• **Description of the task**:
Give back exactly the lines from the "Output a JSON" line to the final line of the records, and only those, minus any pictures.

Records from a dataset
•••••
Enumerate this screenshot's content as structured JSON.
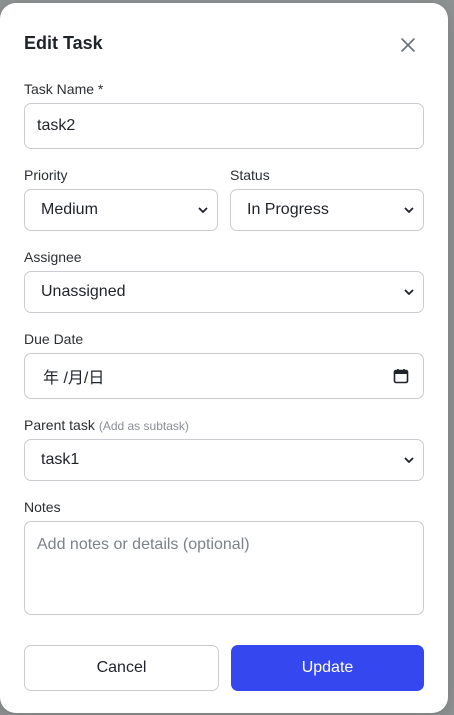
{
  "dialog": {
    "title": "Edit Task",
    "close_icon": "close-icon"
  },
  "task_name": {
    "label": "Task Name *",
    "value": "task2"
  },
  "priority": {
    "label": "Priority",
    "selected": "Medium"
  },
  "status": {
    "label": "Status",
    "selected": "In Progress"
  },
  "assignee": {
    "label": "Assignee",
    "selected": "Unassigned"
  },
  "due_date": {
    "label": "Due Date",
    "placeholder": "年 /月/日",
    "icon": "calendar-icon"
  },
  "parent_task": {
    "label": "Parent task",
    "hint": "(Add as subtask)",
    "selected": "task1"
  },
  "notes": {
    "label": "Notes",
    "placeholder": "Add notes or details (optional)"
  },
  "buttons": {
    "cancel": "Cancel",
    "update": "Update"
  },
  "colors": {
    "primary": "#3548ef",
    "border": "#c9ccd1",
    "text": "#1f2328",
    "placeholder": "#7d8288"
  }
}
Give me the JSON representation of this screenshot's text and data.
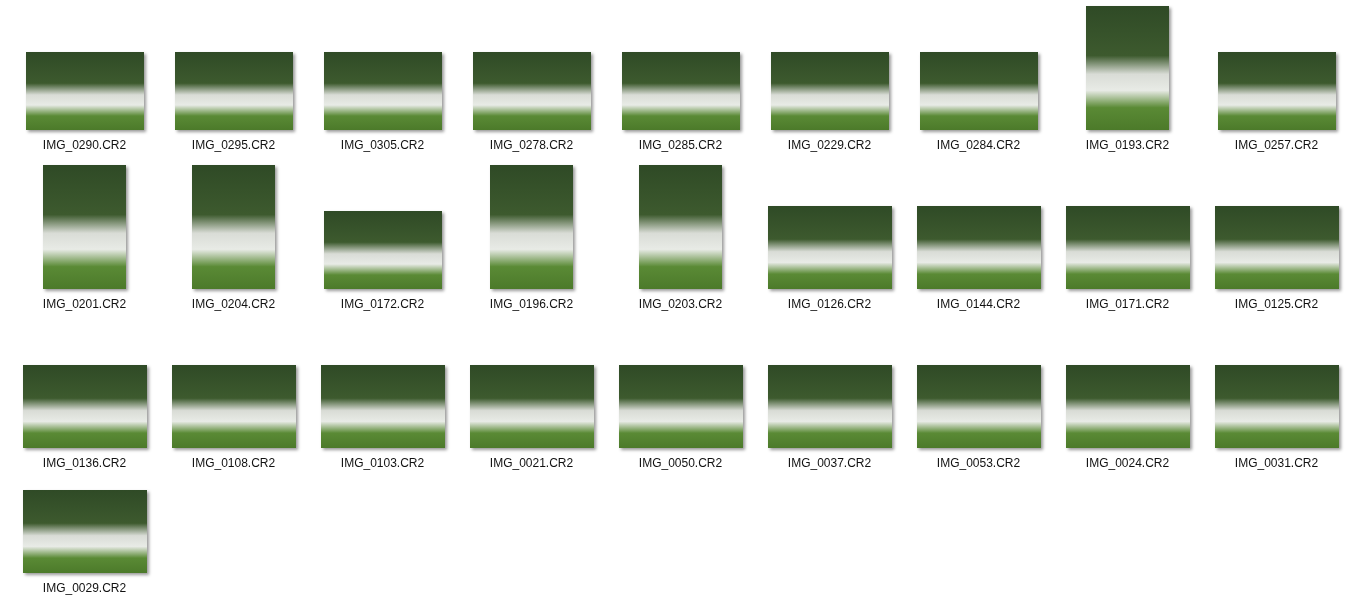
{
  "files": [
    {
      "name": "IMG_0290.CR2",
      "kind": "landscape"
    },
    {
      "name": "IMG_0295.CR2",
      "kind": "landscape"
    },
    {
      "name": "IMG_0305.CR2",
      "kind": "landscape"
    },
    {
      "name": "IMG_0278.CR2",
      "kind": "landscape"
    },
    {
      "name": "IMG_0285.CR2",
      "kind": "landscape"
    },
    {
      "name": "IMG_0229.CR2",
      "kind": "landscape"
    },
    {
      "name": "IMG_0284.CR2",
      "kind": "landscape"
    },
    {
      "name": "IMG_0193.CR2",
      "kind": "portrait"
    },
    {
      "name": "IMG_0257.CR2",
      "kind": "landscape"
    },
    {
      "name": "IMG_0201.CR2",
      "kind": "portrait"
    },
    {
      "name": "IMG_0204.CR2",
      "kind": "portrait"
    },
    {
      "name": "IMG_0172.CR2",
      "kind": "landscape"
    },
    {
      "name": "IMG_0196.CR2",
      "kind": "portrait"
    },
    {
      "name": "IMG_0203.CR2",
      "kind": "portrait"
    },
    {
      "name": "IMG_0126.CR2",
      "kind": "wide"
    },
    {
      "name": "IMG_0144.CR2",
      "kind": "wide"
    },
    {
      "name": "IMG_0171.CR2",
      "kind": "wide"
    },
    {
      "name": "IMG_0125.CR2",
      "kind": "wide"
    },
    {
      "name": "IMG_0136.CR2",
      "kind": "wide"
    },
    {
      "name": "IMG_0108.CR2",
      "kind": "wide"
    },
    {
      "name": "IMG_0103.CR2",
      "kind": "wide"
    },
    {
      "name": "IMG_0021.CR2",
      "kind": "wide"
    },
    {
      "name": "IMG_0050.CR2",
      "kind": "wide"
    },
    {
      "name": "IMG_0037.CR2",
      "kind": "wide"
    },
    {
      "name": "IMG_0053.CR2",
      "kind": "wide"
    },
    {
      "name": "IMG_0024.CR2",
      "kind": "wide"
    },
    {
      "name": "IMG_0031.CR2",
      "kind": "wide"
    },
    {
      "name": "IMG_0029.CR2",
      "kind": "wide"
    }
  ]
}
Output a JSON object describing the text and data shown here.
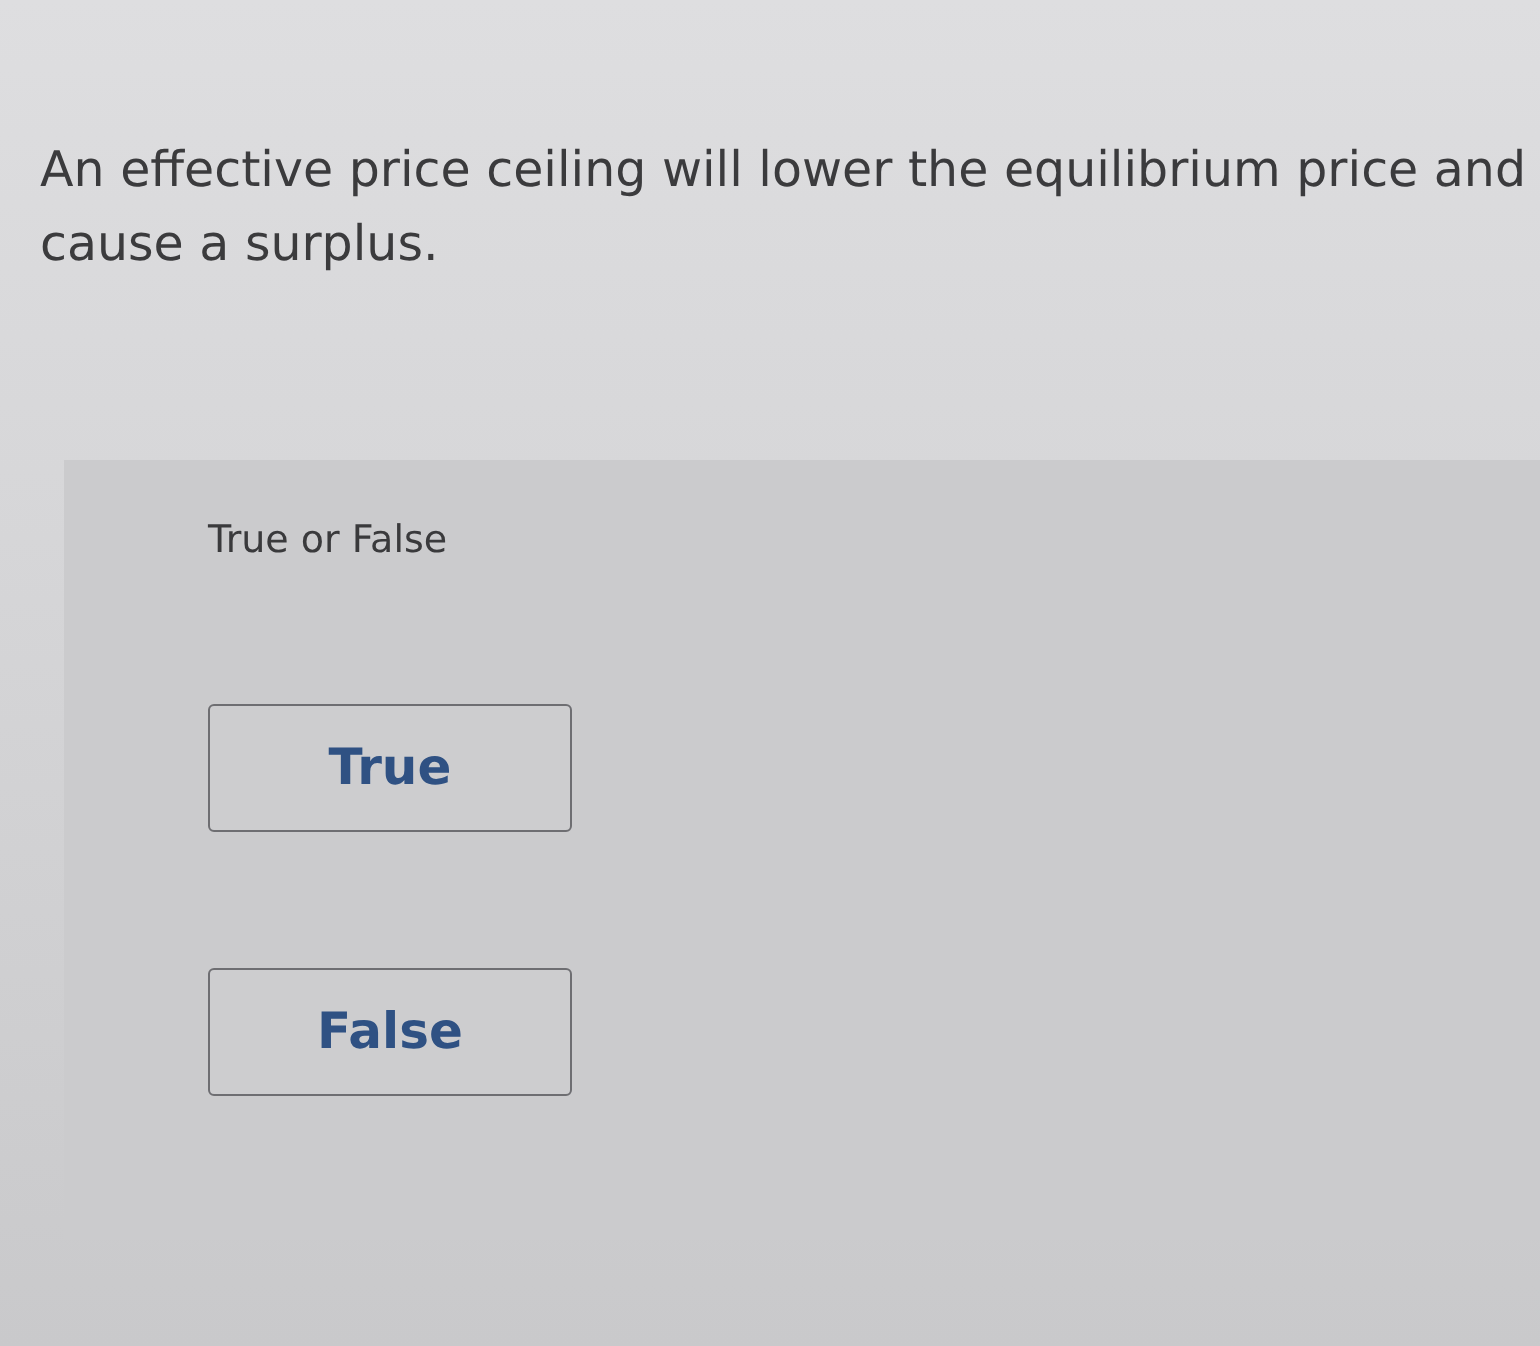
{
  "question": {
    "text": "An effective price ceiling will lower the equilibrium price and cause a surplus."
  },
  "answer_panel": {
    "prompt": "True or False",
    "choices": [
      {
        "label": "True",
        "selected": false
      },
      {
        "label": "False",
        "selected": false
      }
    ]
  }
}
•••••
• **Exercise response**:
Output a JSON object describing the text and data shown here.
{
  "question": {
    "text": "An effective price ceiling will lower the equilibrium price and cause a surplus."
  },
  "answer_panel": {
    "prompt": "True or False",
    "choices": [
      {
        "label": "True",
        "selected": false
      },
      {
        "label": "False",
        "selected": false
      }
    ]
  }
}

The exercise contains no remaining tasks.